Work required —
The entire listing is to be repeated verbatim.

Record list —
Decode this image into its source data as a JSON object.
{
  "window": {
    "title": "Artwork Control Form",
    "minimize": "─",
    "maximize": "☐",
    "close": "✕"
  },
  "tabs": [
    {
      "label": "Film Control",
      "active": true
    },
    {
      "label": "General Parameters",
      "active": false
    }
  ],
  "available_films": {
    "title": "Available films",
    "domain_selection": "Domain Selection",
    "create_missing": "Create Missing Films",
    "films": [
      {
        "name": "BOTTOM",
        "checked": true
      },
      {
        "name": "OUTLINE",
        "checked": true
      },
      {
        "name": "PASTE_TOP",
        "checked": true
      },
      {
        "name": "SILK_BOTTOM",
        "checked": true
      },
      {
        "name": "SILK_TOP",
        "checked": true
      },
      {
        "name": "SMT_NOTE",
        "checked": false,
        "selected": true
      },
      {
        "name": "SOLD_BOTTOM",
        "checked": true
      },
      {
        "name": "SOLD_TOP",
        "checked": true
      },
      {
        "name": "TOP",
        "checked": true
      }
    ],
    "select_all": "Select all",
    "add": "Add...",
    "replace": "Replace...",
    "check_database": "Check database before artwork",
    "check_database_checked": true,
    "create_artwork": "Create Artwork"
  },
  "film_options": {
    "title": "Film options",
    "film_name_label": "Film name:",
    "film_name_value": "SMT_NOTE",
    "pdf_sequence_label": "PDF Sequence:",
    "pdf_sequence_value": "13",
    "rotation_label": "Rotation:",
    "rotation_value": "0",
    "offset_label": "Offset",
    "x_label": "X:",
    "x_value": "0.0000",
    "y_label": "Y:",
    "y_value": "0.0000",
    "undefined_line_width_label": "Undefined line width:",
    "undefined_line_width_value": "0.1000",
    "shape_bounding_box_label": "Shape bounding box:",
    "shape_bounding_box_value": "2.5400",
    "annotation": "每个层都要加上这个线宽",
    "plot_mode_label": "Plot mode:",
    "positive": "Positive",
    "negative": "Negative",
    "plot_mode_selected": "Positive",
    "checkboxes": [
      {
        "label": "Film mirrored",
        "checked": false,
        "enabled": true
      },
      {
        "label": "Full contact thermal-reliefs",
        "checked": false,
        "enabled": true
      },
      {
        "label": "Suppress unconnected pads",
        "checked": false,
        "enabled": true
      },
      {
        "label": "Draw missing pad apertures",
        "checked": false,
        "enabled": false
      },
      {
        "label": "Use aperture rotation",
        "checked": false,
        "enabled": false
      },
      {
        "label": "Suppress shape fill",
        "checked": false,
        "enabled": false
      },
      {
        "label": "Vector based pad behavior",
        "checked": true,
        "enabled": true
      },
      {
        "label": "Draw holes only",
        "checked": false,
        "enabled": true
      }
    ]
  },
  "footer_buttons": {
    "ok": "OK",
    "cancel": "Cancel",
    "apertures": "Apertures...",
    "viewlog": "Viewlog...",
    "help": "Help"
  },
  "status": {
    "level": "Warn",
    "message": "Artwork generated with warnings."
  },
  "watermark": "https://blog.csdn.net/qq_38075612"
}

Worked answer —
Decode this image into its source data as a JSON object.
{
  "window": {
    "title": "Artwork Control Form",
    "minimize": "─",
    "maximize": "☐",
    "close": "✕"
  },
  "tabs": [
    {
      "label": "Film Control",
      "active": true
    },
    {
      "label": "General Parameters",
      "active": false
    }
  ],
  "available_films": {
    "title": "Available films",
    "domain_selection": "Domain Selection",
    "create_missing": "Create Missing Films",
    "films": [
      {
        "name": "BOTTOM",
        "checked": true
      },
      {
        "name": "OUTLINE",
        "checked": true
      },
      {
        "name": "PASTE_TOP",
        "checked": true
      },
      {
        "name": "SILK_BOTTOM",
        "checked": true
      },
      {
        "name": "SILK_TOP",
        "checked": true
      },
      {
        "name": "SMT_NOTE",
        "checked": false,
        "selected": true
      },
      {
        "name": "SOLD_BOTTOM",
        "checked": true
      },
      {
        "name": "SOLD_TOP",
        "checked": true
      },
      {
        "name": "TOP",
        "checked": true
      }
    ],
    "select_all": "Select all",
    "add": "Add...",
    "replace": "Replace...",
    "check_database": "Check database before artwork",
    "check_database_checked": true,
    "create_artwork": "Create Artwork"
  },
  "film_options": {
    "title": "Film options",
    "film_name_label": "Film name:",
    "film_name_value": "SMT_NOTE",
    "pdf_sequence_label": "PDF Sequence:",
    "pdf_sequence_value": "13",
    "rotation_label": "Rotation:",
    "rotation_value": "0",
    "offset_label": "Offset",
    "x_label": "X:",
    "x_value": "0.0000",
    "y_label": "Y:",
    "y_value": "0.0000",
    "undefined_line_width_label": "Undefined line width:",
    "undefined_line_width_value": "0.1000",
    "shape_bounding_box_label": "Shape bounding box:",
    "shape_bounding_box_value": "2.5400",
    "annotation": "每个层都要加上这个线宽",
    "plot_mode_label": "Plot mode:",
    "positive": "Positive",
    "negative": "Negative",
    "plot_mode_selected": "Positive",
    "checkboxes": [
      {
        "label": "Film mirrored",
        "checked": false,
        "enabled": true
      },
      {
        "label": "Full contact thermal-reliefs",
        "checked": false,
        "enabled": true
      },
      {
        "label": "Suppress unconnected pads",
        "checked": false,
        "enabled": true
      },
      {
        "label": "Draw missing pad apertures",
        "checked": false,
        "enabled": false
      },
      {
        "label": "Use aperture rotation",
        "checked": false,
        "enabled": false
      },
      {
        "label": "Suppress shape fill",
        "checked": false,
        "enabled": false
      },
      {
        "label": "Vector based pad behavior",
        "checked": true,
        "enabled": true
      },
      {
        "label": "Draw holes only",
        "checked": false,
        "enabled": true
      }
    ]
  },
  "footer_buttons": {
    "ok": "OK",
    "cancel": "Cancel",
    "apertures": "Apertures...",
    "viewlog": "Viewlog...",
    "help": "Help"
  },
  "status": {
    "level": "Warn",
    "message": "Artwork generated with warnings."
  },
  "watermark": "https://blog.csdn.net/qq_38075612"
}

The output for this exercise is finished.